> [Stated problem]:
Repeat the listing in full, word for word.

==== Entries

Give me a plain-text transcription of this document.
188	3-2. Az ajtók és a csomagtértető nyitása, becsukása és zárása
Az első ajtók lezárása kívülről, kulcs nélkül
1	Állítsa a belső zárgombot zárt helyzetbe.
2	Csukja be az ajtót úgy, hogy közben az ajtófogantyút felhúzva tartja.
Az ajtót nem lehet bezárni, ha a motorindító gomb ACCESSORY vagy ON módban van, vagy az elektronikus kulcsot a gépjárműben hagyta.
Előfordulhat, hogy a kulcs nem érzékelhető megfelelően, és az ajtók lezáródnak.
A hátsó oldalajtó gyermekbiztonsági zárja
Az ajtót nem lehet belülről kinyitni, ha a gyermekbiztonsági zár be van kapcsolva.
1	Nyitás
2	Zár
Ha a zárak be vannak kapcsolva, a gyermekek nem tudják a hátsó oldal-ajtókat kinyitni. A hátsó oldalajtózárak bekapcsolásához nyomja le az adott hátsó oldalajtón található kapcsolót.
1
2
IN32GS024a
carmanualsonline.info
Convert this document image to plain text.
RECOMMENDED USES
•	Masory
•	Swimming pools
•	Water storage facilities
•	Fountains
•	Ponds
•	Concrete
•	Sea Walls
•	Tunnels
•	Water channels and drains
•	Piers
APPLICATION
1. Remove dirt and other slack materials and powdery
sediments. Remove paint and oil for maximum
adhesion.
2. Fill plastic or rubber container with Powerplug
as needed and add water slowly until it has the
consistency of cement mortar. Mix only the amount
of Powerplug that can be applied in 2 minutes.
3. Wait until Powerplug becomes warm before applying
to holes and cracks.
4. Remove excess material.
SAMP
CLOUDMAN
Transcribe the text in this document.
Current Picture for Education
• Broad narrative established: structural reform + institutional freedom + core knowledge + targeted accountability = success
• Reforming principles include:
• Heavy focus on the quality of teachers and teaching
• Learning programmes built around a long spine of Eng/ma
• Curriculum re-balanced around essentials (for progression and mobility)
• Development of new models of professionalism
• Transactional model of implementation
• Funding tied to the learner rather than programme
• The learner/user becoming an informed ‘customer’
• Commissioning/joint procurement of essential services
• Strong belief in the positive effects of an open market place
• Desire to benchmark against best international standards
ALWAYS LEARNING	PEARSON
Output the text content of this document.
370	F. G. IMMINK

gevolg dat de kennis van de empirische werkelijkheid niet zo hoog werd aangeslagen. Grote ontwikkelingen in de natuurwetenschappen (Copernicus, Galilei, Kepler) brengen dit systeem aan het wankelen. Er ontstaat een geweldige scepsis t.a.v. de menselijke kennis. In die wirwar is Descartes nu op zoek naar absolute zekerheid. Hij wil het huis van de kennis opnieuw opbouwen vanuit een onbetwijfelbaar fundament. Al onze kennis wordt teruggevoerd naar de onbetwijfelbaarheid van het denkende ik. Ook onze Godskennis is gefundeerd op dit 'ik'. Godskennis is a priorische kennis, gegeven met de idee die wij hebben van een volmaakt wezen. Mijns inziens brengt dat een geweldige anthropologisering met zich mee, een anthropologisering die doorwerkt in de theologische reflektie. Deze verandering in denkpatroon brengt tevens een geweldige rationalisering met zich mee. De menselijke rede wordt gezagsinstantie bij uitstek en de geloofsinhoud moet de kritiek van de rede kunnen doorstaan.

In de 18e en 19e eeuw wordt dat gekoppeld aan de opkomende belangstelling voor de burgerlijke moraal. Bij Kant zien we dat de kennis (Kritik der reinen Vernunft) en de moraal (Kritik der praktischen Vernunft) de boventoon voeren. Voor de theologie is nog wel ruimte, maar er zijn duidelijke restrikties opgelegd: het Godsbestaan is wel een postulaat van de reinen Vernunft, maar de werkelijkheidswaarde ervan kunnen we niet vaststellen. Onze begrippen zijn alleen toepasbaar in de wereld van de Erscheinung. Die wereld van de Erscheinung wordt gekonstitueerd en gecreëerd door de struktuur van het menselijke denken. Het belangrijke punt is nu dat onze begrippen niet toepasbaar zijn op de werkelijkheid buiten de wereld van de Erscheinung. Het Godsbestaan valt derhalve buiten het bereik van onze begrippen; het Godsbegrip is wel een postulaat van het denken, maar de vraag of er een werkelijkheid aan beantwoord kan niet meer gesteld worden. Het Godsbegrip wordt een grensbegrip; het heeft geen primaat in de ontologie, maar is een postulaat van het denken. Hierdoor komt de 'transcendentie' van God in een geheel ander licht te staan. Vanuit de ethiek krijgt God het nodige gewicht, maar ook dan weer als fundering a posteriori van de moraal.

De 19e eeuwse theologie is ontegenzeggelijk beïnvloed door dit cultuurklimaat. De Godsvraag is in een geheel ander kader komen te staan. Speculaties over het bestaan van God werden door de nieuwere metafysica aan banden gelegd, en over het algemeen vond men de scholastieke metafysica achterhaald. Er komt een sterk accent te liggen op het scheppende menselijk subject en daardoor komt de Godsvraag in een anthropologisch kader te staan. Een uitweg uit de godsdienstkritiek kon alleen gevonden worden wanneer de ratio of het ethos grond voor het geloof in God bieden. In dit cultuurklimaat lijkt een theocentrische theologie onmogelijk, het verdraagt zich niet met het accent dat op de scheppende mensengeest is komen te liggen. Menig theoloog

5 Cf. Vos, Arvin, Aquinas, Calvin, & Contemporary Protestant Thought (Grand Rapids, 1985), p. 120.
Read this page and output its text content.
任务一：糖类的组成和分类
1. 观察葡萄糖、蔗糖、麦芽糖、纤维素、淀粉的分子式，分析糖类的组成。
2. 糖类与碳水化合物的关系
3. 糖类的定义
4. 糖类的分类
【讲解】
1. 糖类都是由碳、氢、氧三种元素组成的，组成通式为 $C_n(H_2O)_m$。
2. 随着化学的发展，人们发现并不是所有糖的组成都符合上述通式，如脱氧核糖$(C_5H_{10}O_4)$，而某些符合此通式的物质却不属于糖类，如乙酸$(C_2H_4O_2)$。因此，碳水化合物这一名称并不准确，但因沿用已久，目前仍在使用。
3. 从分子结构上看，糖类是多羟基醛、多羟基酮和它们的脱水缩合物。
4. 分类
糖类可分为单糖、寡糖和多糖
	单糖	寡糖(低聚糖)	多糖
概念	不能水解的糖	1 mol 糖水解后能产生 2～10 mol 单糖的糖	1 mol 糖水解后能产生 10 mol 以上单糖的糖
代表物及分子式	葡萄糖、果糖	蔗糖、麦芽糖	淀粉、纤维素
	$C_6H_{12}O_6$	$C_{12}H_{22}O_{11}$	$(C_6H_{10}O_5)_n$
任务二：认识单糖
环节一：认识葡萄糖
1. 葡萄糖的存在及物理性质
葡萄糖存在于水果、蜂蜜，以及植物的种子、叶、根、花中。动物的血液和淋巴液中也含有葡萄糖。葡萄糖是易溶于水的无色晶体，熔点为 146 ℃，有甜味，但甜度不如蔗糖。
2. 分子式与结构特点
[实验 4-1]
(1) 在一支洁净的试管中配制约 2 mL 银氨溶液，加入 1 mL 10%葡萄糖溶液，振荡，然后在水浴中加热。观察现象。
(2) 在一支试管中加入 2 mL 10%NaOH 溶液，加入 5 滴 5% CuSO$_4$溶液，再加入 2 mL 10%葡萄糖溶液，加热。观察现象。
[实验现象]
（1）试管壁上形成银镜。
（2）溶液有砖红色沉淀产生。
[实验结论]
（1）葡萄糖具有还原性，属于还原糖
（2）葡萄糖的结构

========

> [Written answer]:
Give me a plain-text transcription of this document.
188	3-2. Az ajtók és a csomagtértető nyitása, becsukása és zárása
Az első ajtók lezárása kívülről, kulcs nélkül
1	Állítsa a belső zárgombot zárt helyzetbe.
2	Csukja be az ajtót úgy, hogy közben az ajtófogantyút felhúzva tartja.
Az ajtót nem lehet bezárni, ha a motorindító gomb ACCESSORY vagy ON módban van, vagy az elektronikus kulcsot a gépjárműben hagyta.
Előfordulhat, hogy a kulcs nem érzékelhető megfelelően, és az ajtók lezáródnak.
A hátsó oldalajtó gyermekbiztonsági zárja
Az ajtót nem lehet belülről kinyitni, ha a gyermekbiztonsági zár be van kapcsolva.
1	Nyitás
2	Zár
Ha a zárak be vannak kapcsolva, a gyermekek nem tudják a hátsó oldal-ajtókat kinyitni. A hátsó oldalajtózárak bekapcsolásához nyomja le az adott hátsó oldalajtón található kapcsolót.
1
2
IN32GS024a
carmanualsonline.info
Convert this document image to plain text.
RECOMMENDED USES
•	Masory
•	Swimming pools
•	Water storage facilities
•	Fountains
•	Ponds
•	Concrete
•	Sea Walls
•	Tunnels
•	Water channels and drains
•	Piers
APPLICATION
1. Remove dirt and other slack materials and powdery
sediments. Remove paint and oil for maximum
adhesion.
2. Fill plastic or rubber container with Powerplug
as needed and add water slowly until it has the
consistency of cement mortar. Mix only the amount
of Powerplug that can be applied in 2 minutes.
3. Wait until Powerplug becomes warm before applying
to holes and cracks.
4. Remove excess material.
SAMP
CLOUDMAN
Transcribe the text in this document.
Current Picture for Education
• Broad narrative established: structural reform + institutional freedom + core knowledge + targeted accountability = success
• Reforming principles include:
• Heavy focus on the quality of teachers and teaching
• Learning programmes built around a long spine of Eng/ma
• Curriculum re-balanced around essentials (for progression and mobility)
• Development of new models of professionalism
• Transactional model of implementation
• Funding tied to the learner rather than programme
• The learner/user becoming an informed ‘customer’
• Commissioning/joint procurement of essential services
• Strong belief in the positive effects of an open market place
• Desire to benchmark against best international standards
ALWAYS LEARNING	PEARSON
Output the text content of this document.
370	F. G. IMMINK

gevolg dat de kennis van de empirische werkelijkheid niet zo hoog werd aangeslagen. Grote ontwikkelingen in de natuurwetenschappen (Copernicus, Galilei, Kepler) brengen dit systeem aan het wankelen. Er ontstaat een geweldige scepsis t.a.v. de menselijke kennis. In die wirwar is Descartes nu op zoek naar absolute zekerheid. Hij wil het huis van de kennis opnieuw opbouwen vanuit een onbetwijfelbaar fundament. Al onze kennis wordt teruggevoerd naar de onbetwijfelbaarheid van het denkende ik. Ook onze Godskennis is gefundeerd op dit 'ik'. Godskennis is a priorische kennis, gegeven met de idee die wij hebben van een volmaakt wezen. Mijns inziens brengt dat een geweldige anthropologisering met zich mee, een anthropologisering die doorwerkt in de theologische reflektie. Deze verandering in denkpatroon brengt tevens een geweldige rationalisering met zich mee. De menselijke rede wordt gezagsinstantie bij uitstek en de geloofsinhoud moet de kritiek van de rede kunnen doorstaan.

In de 18e en 19e eeuw wordt dat gekoppeld aan de opkomende belangstelling voor de burgerlijke moraal. Bij Kant zien we dat de kennis (Kritik der reinen Vernunft) en de moraal (Kritik der praktischen Vernunft) de boventoon voeren. Voor de theologie is nog wel ruimte, maar er zijn duidelijke restrikties opgelegd: het Godsbestaan is wel een postulaat van de reinen Vernunft, maar de werkelijkheidswaarde ervan kunnen we niet vaststellen. Onze begrippen zijn alleen toepasbaar in de wereld van de Erscheinung. Die wereld van de Erscheinung wordt gekonstitueerd en gecreëerd door de struktuur van het menselijke denken. Het belangrijke punt is nu dat onze begrippen niet toepasbaar zijn op de werkelijkheid buiten de wereld van de Erscheinung. Het Godsbestaan valt derhalve buiten het bereik van onze begrippen; het Godsbegrip is wel een postulaat van het denken, maar de vraag of er een werkelijkheid aan beantwoord kan niet meer gesteld worden. Het Godsbegrip wordt een grensbegrip; het heeft geen primaat in de ontologie, maar is een postulaat van het denken. Hierdoor komt de 'transcendentie' van God in een geheel ander licht te staan. Vanuit de ethiek krijgt God het nodige gewicht, maar ook dan weer als fundering a posteriori van de moraal.

De 19e eeuwse theologie is ontegenzeggelijk beïnvloed door dit cultuurklimaat. De Godsvraag is in een geheel ander kader komen te staan. Speculaties over het bestaan van God werden door de nieuwere metafysica aan banden gelegd, en over het algemeen vond men de scholastieke metafysica achterhaald. Er komt een sterk accent te liggen op het scheppende menselijk subject en daardoor komt de Godsvraag in een anthropologisch kader te staan. Een uitweg uit de godsdienstkritiek kon alleen gevonden worden wanneer de ratio of het ethos grond voor het geloof in God bieden. In dit cultuurklimaat lijkt een theocentrische theologie onmogelijk, het verdraagt zich niet met het accent dat op de scheppende mensengeest is komen te liggen. Menig theoloog

5 Cf. Vos, Arvin, Aquinas, Calvin, & Contemporary Protestant Thought (Grand Rapids, 1985), p. 120.
Read this page and output its text content.
任务一：糖类的组成和分类
1. 观察葡萄糖、蔗糖、麦芽糖、纤维素、淀粉的分子式，分析糖类的组成。
2. 糖类与碳水化合物的关系
3. 糖类的定义
4. 糖类的分类
【讲解】
1. 糖类都是由碳、氢、氧三种元素组成的，组成通式为 $C_n(H_2O)_m$。
2. 随着化学的发展，人们发现并不是所有糖的组成都符合上述通式，如脱氧核糖$(C_5H_{10}O_4)$，而某些符合此通式的物质却不属于糖类，如乙酸$(C_2H_4O_2)$。因此，碳水化合物这一名称并不准确，但因沿用已久，目前仍在使用。
3. 从分子结构上看，糖类是多羟基醛、多羟基酮和它们的脱水缩合物。
4. 分类
糖类可分为单糖、寡糖和多糖
	单糖	寡糖(低聚糖)	多糖
概念	不能水解的糖	1 mol 糖水解后能产生 2～10 mol 单糖的糖	1 mol 糖水解后能产生 10 mol 以上单糖的糖
代表物及分子式	葡萄糖、果糖	蔗糖、麦芽糖	淀粉、纤维素
	$C_6H_{12}O_6$	$C_{12}H_{22}O_{11}$	$(C_6H_{10}O_5)_n$
任务二：认识单糖
环节一：认识葡萄糖
1. 葡萄糖的存在及物理性质
葡萄糖存在于水果、蜂蜜，以及植物的种子、叶、根、花中。动物的血液和淋巴液中也含有葡萄糖。葡萄糖是易溶于水的无色晶体，熔点为 146 ℃，有甜味，但甜度不如蔗糖。
2. 分子式与结构特点
[实验 4-1]
(1) 在一支洁净的试管中配制约 2 mL 银氨溶液，加入 1 mL 10%葡萄糖溶液，振荡，然后在水浴中加热。观察现象。
(2) 在一支试管中加入 2 mL 10%NaOH 溶液，加入 5 滴 5% CuSO$_4$溶液，再加入 2 mL 10%葡萄糖溶液，加热。观察现象。
[实验现象]
（1）试管壁上形成银镜。
（2）溶液有砖红色沉淀产生。
[实验结论]
（1）葡萄糖具有还原性，属于还原糖
（2）葡萄糖的结构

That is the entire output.